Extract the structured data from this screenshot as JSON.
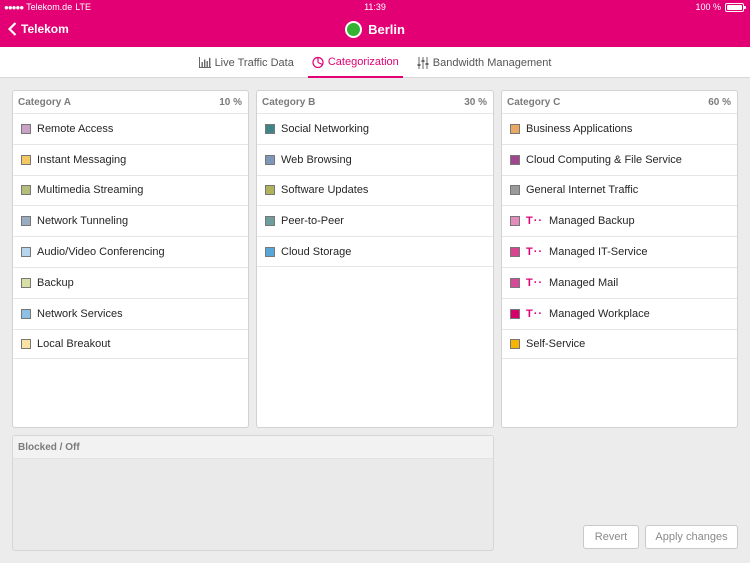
{
  "status_bar": {
    "carrier": "Telekom.de",
    "network": "LTE",
    "time": "11:39",
    "battery": "100 %",
    "battery_level": 1.0
  },
  "header": {
    "back_label": "Telekom",
    "title": "Berlin",
    "status_color": "#34b233",
    "brand_color": "#e20074"
  },
  "tabs": [
    {
      "label": "Live Traffic Data",
      "icon": "bar-chart-icon",
      "active": false
    },
    {
      "label": "Categorization",
      "icon": "pie-chart-icon",
      "active": true
    },
    {
      "label": "Bandwidth Management",
      "icon": "sliders-icon",
      "active": false
    }
  ],
  "categories": [
    {
      "title": "Category A",
      "percent": "10 %",
      "items": [
        {
          "label": "Remote Access",
          "color": "#c8a2c8"
        },
        {
          "label": "Instant Messaging",
          "color": "#f4c862"
        },
        {
          "label": "Multimedia Streaming",
          "color": "#b6bd7c"
        },
        {
          "label": "Network Tunneling",
          "color": "#9aacc2"
        },
        {
          "label": "Audio/Video Conferencing",
          "color": "#b6d5ec"
        },
        {
          "label": "Backup",
          "color": "#d7dfa6"
        },
        {
          "label": "Network Services",
          "color": "#8ec0e4"
        },
        {
          "label": "Local Breakout",
          "color": "#fbe3a6"
        }
      ]
    },
    {
      "title": "Category B",
      "percent": "30 %",
      "items": [
        {
          "label": "Social Networking",
          "color": "#3f8587"
        },
        {
          "label": "Web Browsing",
          "color": "#7e96b8"
        },
        {
          "label": "Software Updates",
          "color": "#b0b25e"
        },
        {
          "label": "Peer-to-Peer",
          "color": "#6f9d9e"
        },
        {
          "label": "Cloud Storage",
          "color": "#58a6d8"
        }
      ]
    },
    {
      "title": "Category C",
      "percent": "60 %",
      "items": [
        {
          "label": "Business Applications",
          "color": "#eba862",
          "telekom": false
        },
        {
          "label": "Cloud Computing & File Service",
          "color": "#a04590",
          "telekom": false
        },
        {
          "label": "General Internet Traffic",
          "color": "#9a9a9a",
          "telekom": false
        },
        {
          "label": "Managed Backup",
          "color": "#e38bb9",
          "telekom": true
        },
        {
          "label": "Managed IT-Service",
          "color": "#d8448f",
          "telekom": true
        },
        {
          "label": "Managed Mail",
          "color": "#d44a98",
          "telekom": true
        },
        {
          "label": "Managed Workplace",
          "color": "#d6006a",
          "telekom": true
        },
        {
          "label": "Self-Service",
          "color": "#f4b400",
          "telekom": false
        }
      ]
    }
  ],
  "blocked": {
    "title": "Blocked / Off"
  },
  "telekom_mark": "T··",
  "buttons": {
    "revert": "Revert",
    "apply": "Apply changes"
  }
}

Exercise objective:
Pictures are to be left out; all else in the entries above is to be quoted exactly.

Task solution:
Extract the structured data from this screenshot as JSON.
{
  "status_bar": {
    "carrier": "Telekom.de",
    "network": "LTE",
    "time": "11:39",
    "battery": "100 %",
    "battery_level": 1.0
  },
  "header": {
    "back_label": "Telekom",
    "title": "Berlin",
    "status_color": "#34b233",
    "brand_color": "#e20074"
  },
  "tabs": [
    {
      "label": "Live Traffic Data",
      "icon": "bar-chart-icon",
      "active": false
    },
    {
      "label": "Categorization",
      "icon": "pie-chart-icon",
      "active": true
    },
    {
      "label": "Bandwidth Management",
      "icon": "sliders-icon",
      "active": false
    }
  ],
  "categories": [
    {
      "title": "Category A",
      "percent": "10 %",
      "items": [
        {
          "label": "Remote Access",
          "color": "#c8a2c8"
        },
        {
          "label": "Instant Messaging",
          "color": "#f4c862"
        },
        {
          "label": "Multimedia Streaming",
          "color": "#b6bd7c"
        },
        {
          "label": "Network Tunneling",
          "color": "#9aacc2"
        },
        {
          "label": "Audio/Video Conferencing",
          "color": "#b6d5ec"
        },
        {
          "label": "Backup",
          "color": "#d7dfa6"
        },
        {
          "label": "Network Services",
          "color": "#8ec0e4"
        },
        {
          "label": "Local Breakout",
          "color": "#fbe3a6"
        }
      ]
    },
    {
      "title": "Category B",
      "percent": "30 %",
      "items": [
        {
          "label": "Social Networking",
          "color": "#3f8587"
        },
        {
          "label": "Web Browsing",
          "color": "#7e96b8"
        },
        {
          "label": "Software Updates",
          "color": "#b0b25e"
        },
        {
          "label": "Peer-to-Peer",
          "color": "#6f9d9e"
        },
        {
          "label": "Cloud Storage",
          "color": "#58a6d8"
        }
      ]
    },
    {
      "title": "Category C",
      "percent": "60 %",
      "items": [
        {
          "label": "Business Applications",
          "color": "#eba862",
          "telekom": false
        },
        {
          "label": "Cloud Computing & File Service",
          "color": "#a04590",
          "telekom": false
        },
        {
          "label": "General Internet Traffic",
          "color": "#9a9a9a",
          "telekom": false
        },
        {
          "label": "Managed Backup",
          "color": "#e38bb9",
          "telekom": true
        },
        {
          "label": "Managed IT-Service",
          "color": "#d8448f",
          "telekom": true
        },
        {
          "label": "Managed Mail",
          "color": "#d44a98",
          "telekom": true
        },
        {
          "label": "Managed Workplace",
          "color": "#d6006a",
          "telekom": true
        },
        {
          "label": "Self-Service",
          "color": "#f4b400",
          "telekom": false
        }
      ]
    }
  ],
  "blocked": {
    "title": "Blocked / Off"
  },
  "telekom_mark": "T··",
  "buttons": {
    "revert": "Revert",
    "apply": "Apply changes"
  }
}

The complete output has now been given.